__To be done__:
Reply with one number: how many lines contain the word "list".

--- Start Stored rows ---

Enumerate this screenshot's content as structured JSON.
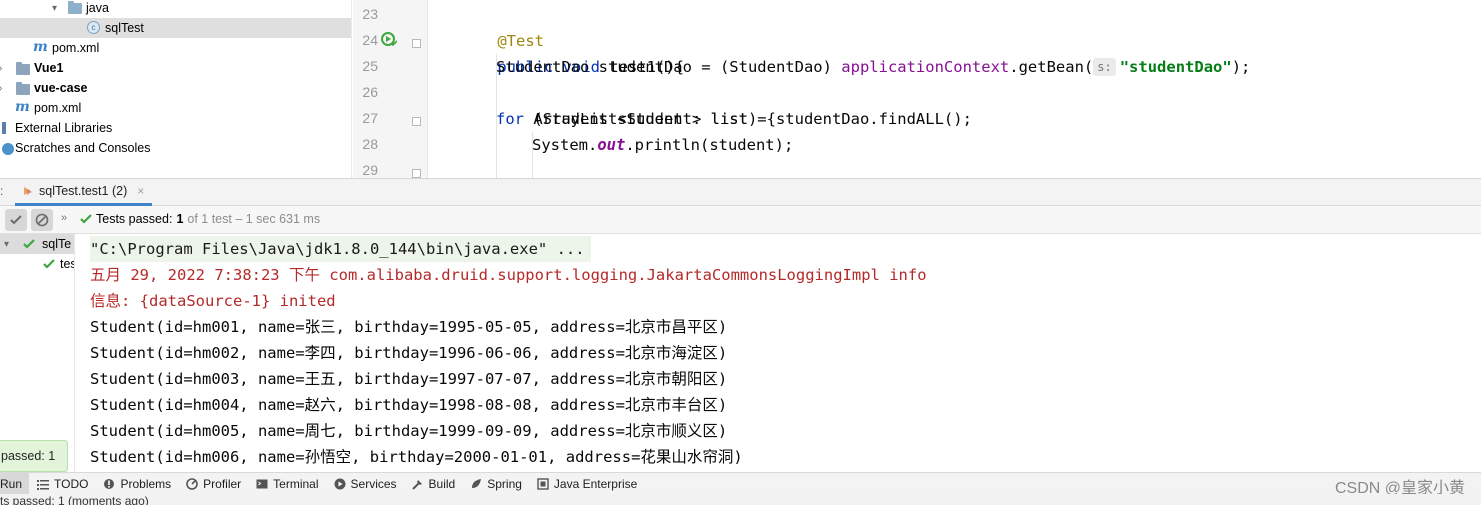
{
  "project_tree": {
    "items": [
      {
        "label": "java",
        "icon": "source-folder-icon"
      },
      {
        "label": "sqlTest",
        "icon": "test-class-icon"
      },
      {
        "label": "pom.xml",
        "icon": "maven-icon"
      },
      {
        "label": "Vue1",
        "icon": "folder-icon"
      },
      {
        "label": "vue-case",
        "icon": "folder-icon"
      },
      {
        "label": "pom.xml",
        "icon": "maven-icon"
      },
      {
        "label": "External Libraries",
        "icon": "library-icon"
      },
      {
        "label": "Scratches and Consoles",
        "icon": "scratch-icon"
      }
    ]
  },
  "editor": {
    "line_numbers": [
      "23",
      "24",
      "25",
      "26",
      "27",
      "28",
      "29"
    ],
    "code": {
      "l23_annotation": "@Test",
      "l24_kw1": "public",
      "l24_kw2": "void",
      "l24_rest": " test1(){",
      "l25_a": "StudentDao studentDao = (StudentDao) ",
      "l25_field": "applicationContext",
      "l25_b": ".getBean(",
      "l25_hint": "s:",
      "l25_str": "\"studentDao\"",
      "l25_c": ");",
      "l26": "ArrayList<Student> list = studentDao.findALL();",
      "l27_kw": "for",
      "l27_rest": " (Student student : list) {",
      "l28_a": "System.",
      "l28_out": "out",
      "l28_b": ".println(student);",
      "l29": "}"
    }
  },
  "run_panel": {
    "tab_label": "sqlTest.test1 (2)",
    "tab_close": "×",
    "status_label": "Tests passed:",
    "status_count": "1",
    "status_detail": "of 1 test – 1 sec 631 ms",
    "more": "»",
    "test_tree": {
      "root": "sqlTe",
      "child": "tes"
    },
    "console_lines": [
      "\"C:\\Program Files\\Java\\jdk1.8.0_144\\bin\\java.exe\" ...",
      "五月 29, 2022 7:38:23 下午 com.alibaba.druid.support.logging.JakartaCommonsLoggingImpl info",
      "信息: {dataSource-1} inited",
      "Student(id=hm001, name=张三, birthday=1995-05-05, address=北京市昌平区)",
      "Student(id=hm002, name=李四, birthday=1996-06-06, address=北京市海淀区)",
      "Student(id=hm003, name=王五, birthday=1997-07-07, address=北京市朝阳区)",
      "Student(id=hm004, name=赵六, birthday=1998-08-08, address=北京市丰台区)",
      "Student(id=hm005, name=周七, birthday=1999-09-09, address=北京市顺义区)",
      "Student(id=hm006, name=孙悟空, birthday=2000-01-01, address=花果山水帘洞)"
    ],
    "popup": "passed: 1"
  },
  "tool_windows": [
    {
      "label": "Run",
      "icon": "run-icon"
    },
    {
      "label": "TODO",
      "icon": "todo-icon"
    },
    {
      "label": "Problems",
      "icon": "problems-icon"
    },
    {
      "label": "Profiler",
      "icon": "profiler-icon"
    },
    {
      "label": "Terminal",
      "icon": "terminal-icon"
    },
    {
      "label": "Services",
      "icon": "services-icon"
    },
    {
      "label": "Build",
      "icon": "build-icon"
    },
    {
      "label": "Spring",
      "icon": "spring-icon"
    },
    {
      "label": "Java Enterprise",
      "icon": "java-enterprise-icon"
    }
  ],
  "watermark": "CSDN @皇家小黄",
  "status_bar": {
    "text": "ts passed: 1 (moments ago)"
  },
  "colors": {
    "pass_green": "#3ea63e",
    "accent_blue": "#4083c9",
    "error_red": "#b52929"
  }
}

--- End Stored rows ---

__Worked answer__:
2